> [TASK DESCRIPTION]:
Below is a listing. Gather each line of it that contains "following".

> [DATA FOR THE TASK]:
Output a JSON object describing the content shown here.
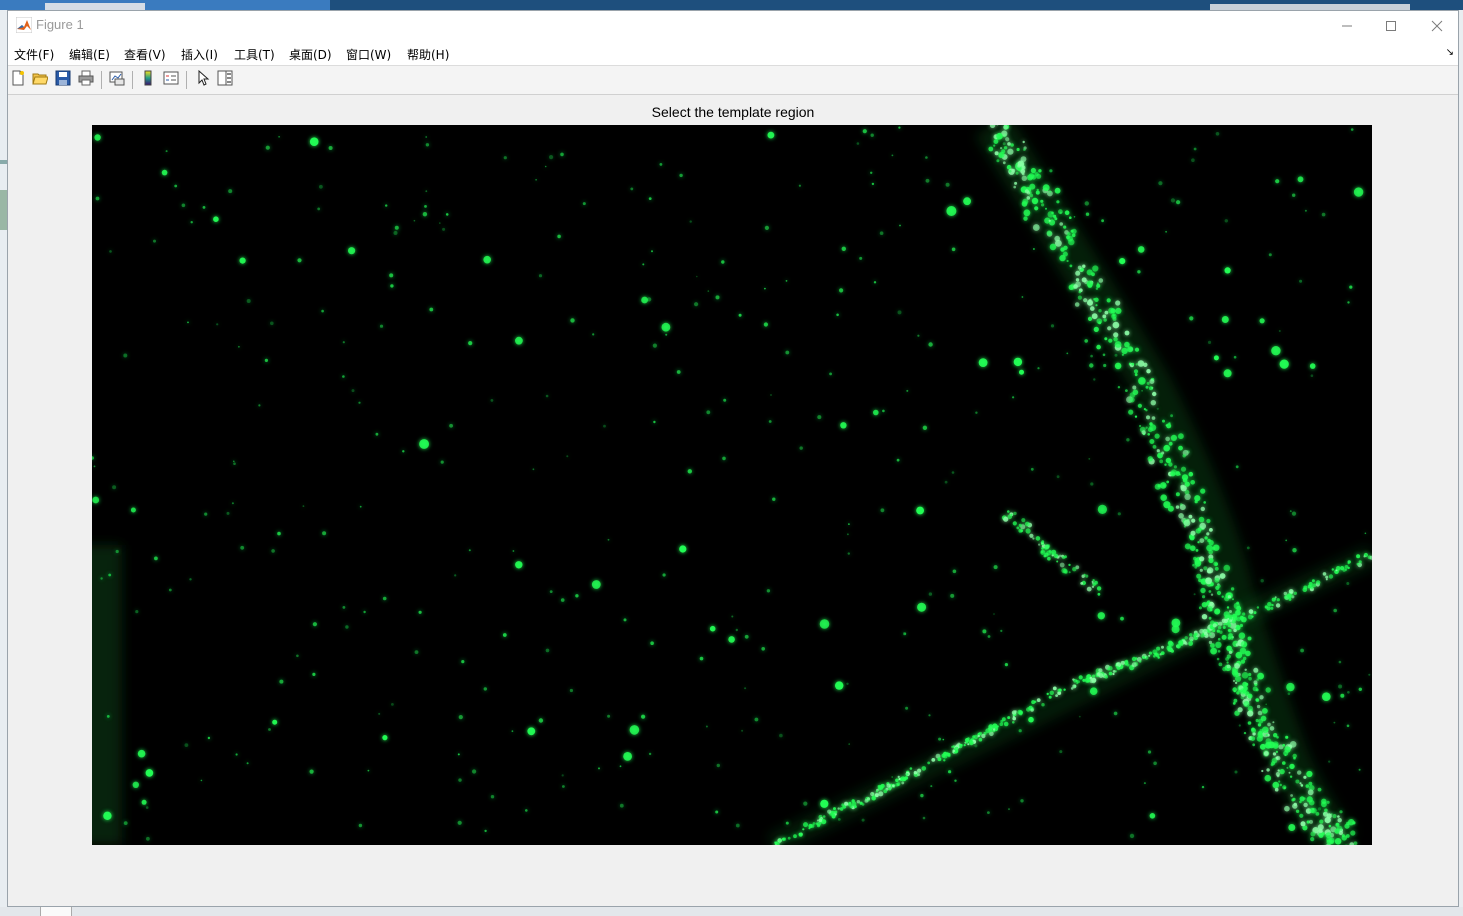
{
  "window": {
    "title": "Figure 1"
  },
  "menu": [
    {
      "label": "文件(F)"
    },
    {
      "label": "编辑(E)"
    },
    {
      "label": "查看(V)"
    },
    {
      "label": "插入(I)"
    },
    {
      "label": "工具(T)"
    },
    {
      "label": "桌面(D)"
    },
    {
      "label": "窗口(W)"
    },
    {
      "label": "帮助(H)"
    }
  ],
  "toolbar": [
    {
      "icon": "new-figure-icon"
    },
    {
      "icon": "open-file-icon"
    },
    {
      "icon": "save-icon"
    },
    {
      "icon": "print-icon"
    },
    {
      "icon": "link-plot-icon"
    },
    {
      "icon": "insert-colorbar-icon"
    },
    {
      "icon": "insert-legend-icon"
    },
    {
      "icon": "edit-plot-arrow-icon"
    },
    {
      "icon": "property-inspector-icon"
    }
  ],
  "figure": {
    "title": "Select the template region",
    "image_description_colors": {
      "background": "#000000",
      "signal": "#22ff55"
    }
  }
}
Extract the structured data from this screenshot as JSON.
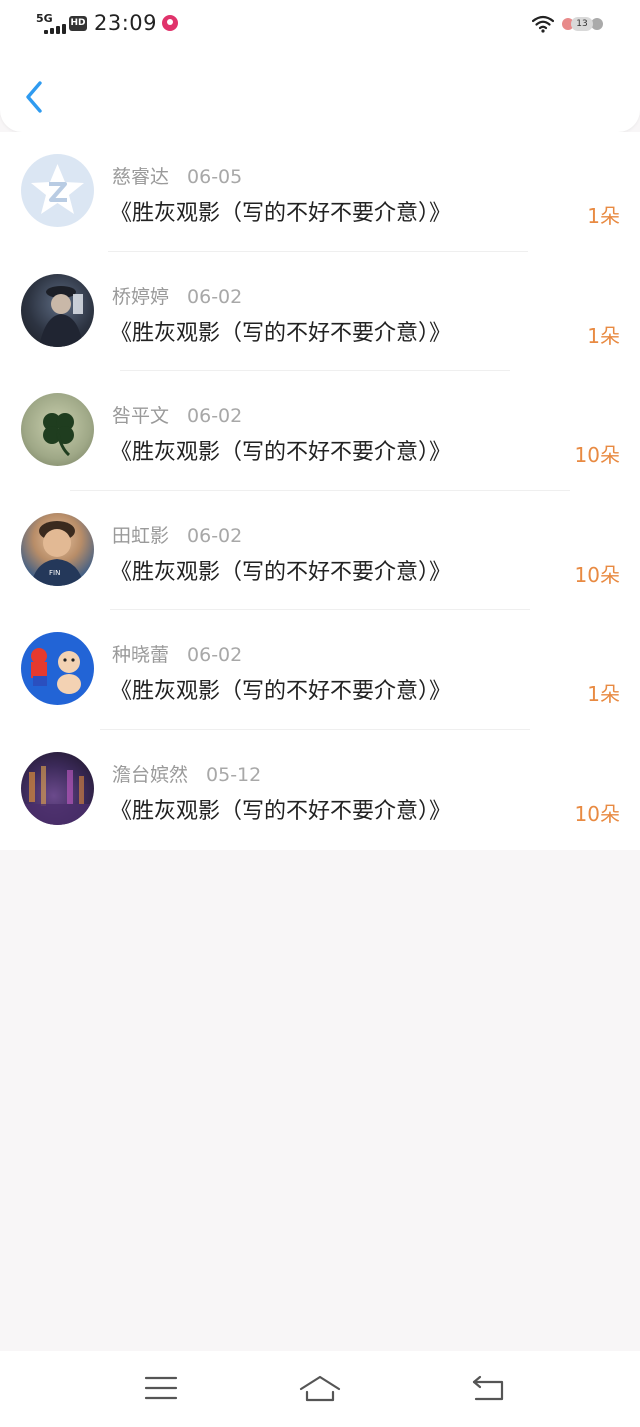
{
  "status_bar": {
    "network": "5G",
    "hd": "HD",
    "time": "23:09",
    "battery": "13"
  },
  "header": {
    "back_icon": "chevron-left-icon",
    "accent_color": "#2f9bf0"
  },
  "gifts": {
    "count_color": "#e88a42",
    "items": [
      {
        "name": "慈睿达",
        "date": "06-05",
        "title": "《胜灰观影（写的不好不要介意）》",
        "count": "1朵"
      },
      {
        "name": "桥婷婷",
        "date": "06-02",
        "title": "《胜灰观影（写的不好不要介意）》",
        "count": "1朵"
      },
      {
        "name": "咎平文",
        "date": "06-02",
        "title": "《胜灰观影（写的不好不要介意）》",
        "count": "10朵"
      },
      {
        "name": "田虹影",
        "date": "06-02",
        "title": "《胜灰观影（写的不好不要介意）》",
        "count": "10朵"
      },
      {
        "name": "种晓蕾",
        "date": "06-02",
        "title": "《胜灰观影（写的不好不要介意）》",
        "count": "1朵"
      },
      {
        "name": "澹台嫔然",
        "date": "05-12",
        "title": "《胜灰观影（写的不好不要介意）》",
        "count": "10朵"
      }
    ]
  },
  "nav": {
    "menu_icon": "menu-icon",
    "home_icon": "home-icon",
    "back_icon": "back-arrow-icon"
  }
}
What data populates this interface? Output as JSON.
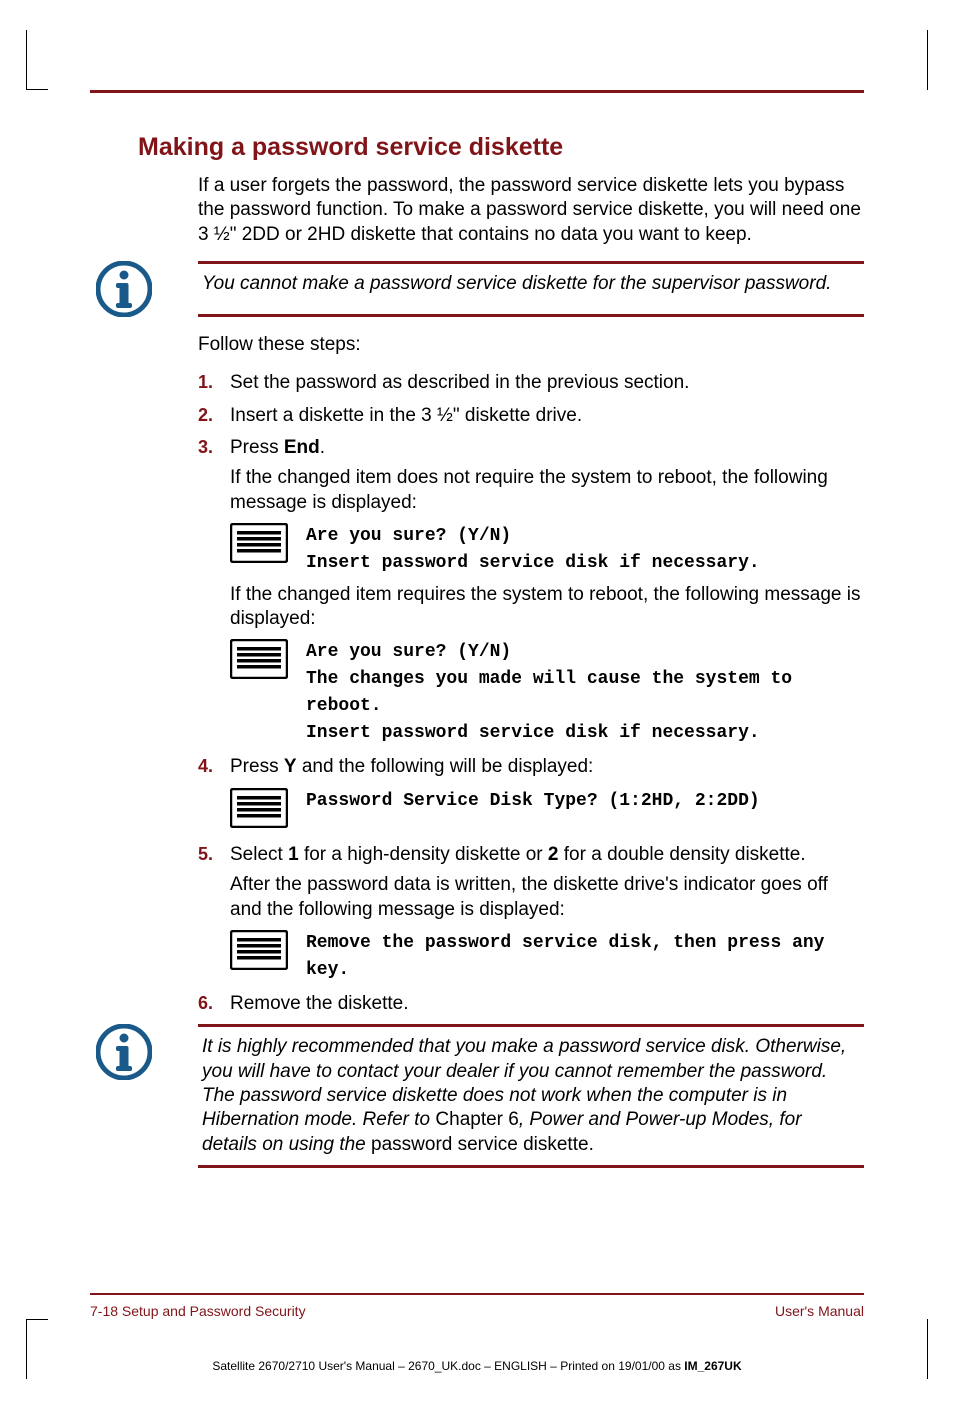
{
  "heading": "Making a password service diskette",
  "intro": "If a user forgets the password, the password service diskette lets you bypass the password function. To make a password service diskette, you will need one 3 ½\" 2DD or 2HD diskette that contains no data you want to keep.",
  "note1": "You cannot make a password service diskette for the supervisor password.",
  "follow": "Follow these steps:",
  "steps": {
    "s1": "Set the password as described in the previous section.",
    "s2": "Insert a diskette in the 3 ½\" diskette drive.",
    "s3a": "Press ",
    "s3b": "End",
    "s3c": ".",
    "s3_msg1_intro": "If the changed item does not require the system to reboot, the following message is displayed:",
    "s3_msg1_l1": "Are you sure? (Y/N)",
    "s3_msg1_l2": "Insert password service disk if necessary.",
    "s3_msg2_intro": "If the changed item requires the system to reboot, the following message is displayed:",
    "s3_msg2_l1": "Are you sure? (Y/N)",
    "s3_msg2_l2": "The changes you made will cause the system to reboot.",
    "s3_msg2_l3": "Insert password service disk if necessary.",
    "s4a": "Press ",
    "s4b": "Y",
    "s4c": " and the following will be displayed:",
    "s4_msg": "Password Service Disk Type? (1:2HD, 2:2DD)",
    "s5a": "Select ",
    "s5b": "1",
    "s5c": " for a high-density diskette or ",
    "s5d": "2",
    "s5e": " for a double density diskette.",
    "s5_after": "After the password data is written, the diskette drive's indicator goes off and the following message is displayed:",
    "s5_msg": "Remove the password service disk, then press any key.",
    "s6": "Remove the diskette."
  },
  "note2a": "It is highly recommended that you make a password service disk. Otherwise, you will have to contact your dealer if you cannot remember the password. The password service diskette does not work when the computer is in Hibernation mode. Refer to ",
  "note2b": "Chapter 6",
  "note2c": ", Power and Power-up Modes, for details on using the ",
  "note2d": "password service diskette",
  "note2e": ".",
  "footer_left": "7-18  Setup and Password Security",
  "footer_right": "User's Manual",
  "printline_a": "Satellite 2670/2710 User's Manual  – 2670_UK.doc – ENGLISH – Printed on 19/01/00 as ",
  "printline_b": "IM_267UK"
}
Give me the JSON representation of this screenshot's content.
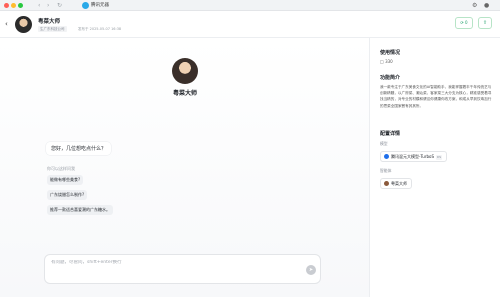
{
  "browser": {
    "tab_title": "腾讯元器",
    "nav_back": "‹",
    "nav_forward": "›",
    "nav_reload": "↻",
    "menu_icon": "⋯",
    "extension_icon": "⚙",
    "profile_icon": "●"
  },
  "header": {
    "back_glyph": "‹",
    "bot_name": "粤菜大师",
    "badge": "生广东科技公司",
    "meta": "发布于 2025-05-07 16:38",
    "count": "⟳ 0",
    "share_glyph": "⇪"
  },
  "chat": {
    "bot_name": "粤菜大师",
    "greeting": "您好，几位想吃点什么？",
    "suggestions_label": "你可以这样问我",
    "suggestions": [
      "能做有哪些美食?",
      "广东烧腊怎么制作?",
      "推荐一款适合喜爱潮的广东糖水。"
    ],
    "input_placeholder": "有问题，尽管问，shift+enter换行",
    "send_glyph": "➤"
  },
  "panel": {
    "usage_title": "使用情况",
    "usage_icon": "□",
    "usage_count": "330",
    "intro_title": "功能简介",
    "intro_text": "我一款专注于广东美食文化的AI智能助手，我能掌握着丰千年传统艺与创新精髓，以广府菜、潮汕菜、客家菜三大分支为核心，精准感受着寻找当精的，对专业的材模和健议你健康你改方案，和成从早到饮粤加行的思菜全国家餐有其其所。",
    "config_title": "配置详情",
    "model_label": "模型",
    "model_name": "腾讯混元大模型-TurboS",
    "model_tag": "DS",
    "plugin_label": "智能体",
    "plugin_name": "粤菜大师"
  },
  "colors": {
    "accent_green": "#22a06b",
    "model_dot": "#1f6feb",
    "plugin_dot": "#8b5a3c"
  }
}
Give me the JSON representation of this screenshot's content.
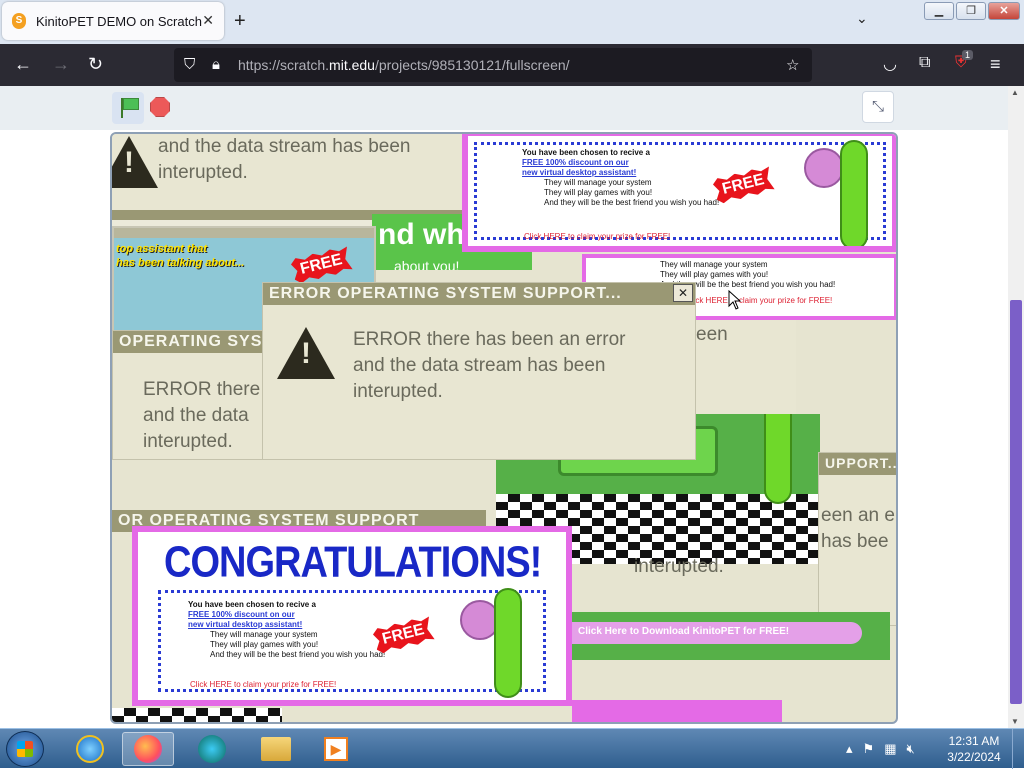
{
  "browser": {
    "tab_title": "KinitoPET DEMO on Scratch",
    "tab_close": "✕",
    "new_tab": "+",
    "list_tabs": "⌄",
    "window": {
      "minimize": "▁",
      "restore": "❐",
      "close": "✕"
    },
    "url_prefix": "https://scratch.",
    "url_host": "mit.edu",
    "url_path": "/projects/985130121/fullscreen/",
    "extension_badge": "1"
  },
  "scratch": {
    "fullscreen_exit": "⤡"
  },
  "stage": {
    "top_error": {
      "line1": "and the data stream has been",
      "line2": "interupted."
    },
    "main_error": {
      "title": "ERROR OPERATING SYSTEM SUPPORT...",
      "close": "✕",
      "line1": "ERROR there has been an error",
      "line2": "and the data stream has been",
      "line3": "interupted."
    },
    "left_error": {
      "title": "OPERATING SYS",
      "line1": "ERROR there",
      "line2": "and the data",
      "line3": "interupted."
    },
    "bottom_title": "OR OPERATING SYSTEM SUPPORT",
    "right_title": "UPPORT...",
    "right_lines": [
      "een an e",
      "has bee",
      "interupted."
    ],
    "mid_right_text": "een",
    "kinito_header": "nd who",
    "kinito_sub": "about you!",
    "left_ad": {
      "line1": "top assistant that",
      "line2": "has been talking about..."
    },
    "congrats": "CONGRATULATIONS!",
    "ad": {
      "headline": "You have been chosen to recive a",
      "link1": "FREE 100% discount on our",
      "link2": "new virtual desktop assistant!",
      "bullets": [
        "They will manage your system",
        "They will play games with you!",
        "And they will be the best friend you wish you had!"
      ],
      "claim": "Click HERE to claim your prize for FREE!",
      "free": "FREE"
    },
    "download_text": "Click Here to Download KinitoPET for FREE!"
  },
  "taskbar": {
    "time": "12:31 AM",
    "date": "3/22/2024"
  }
}
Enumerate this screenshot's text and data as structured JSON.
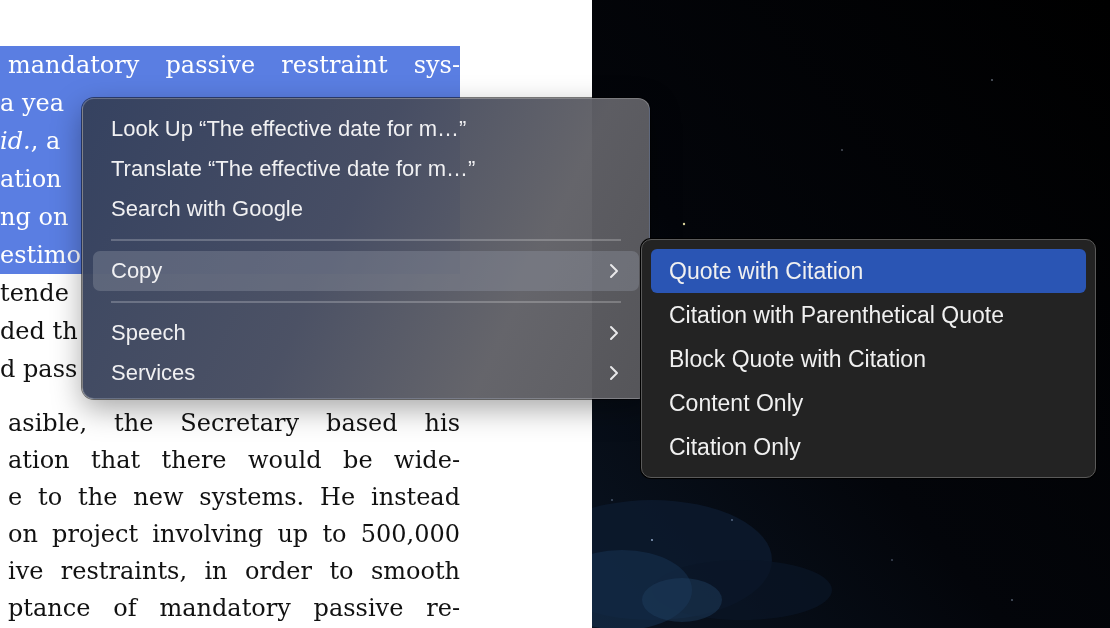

> [CORRECT RESULT]:
    "s3_msg1_intro": "If the changed item does not require the system to reboot, the following message is displayed:",
    "s3_msg2_intro": "If the changed item requires the system to reboot, the following message is displayed:",
    "s4c": " and the following will be displayed:",
    "s5_after": "After the password data is written, the diskette drive's indicator goes off and the following message is displayed:",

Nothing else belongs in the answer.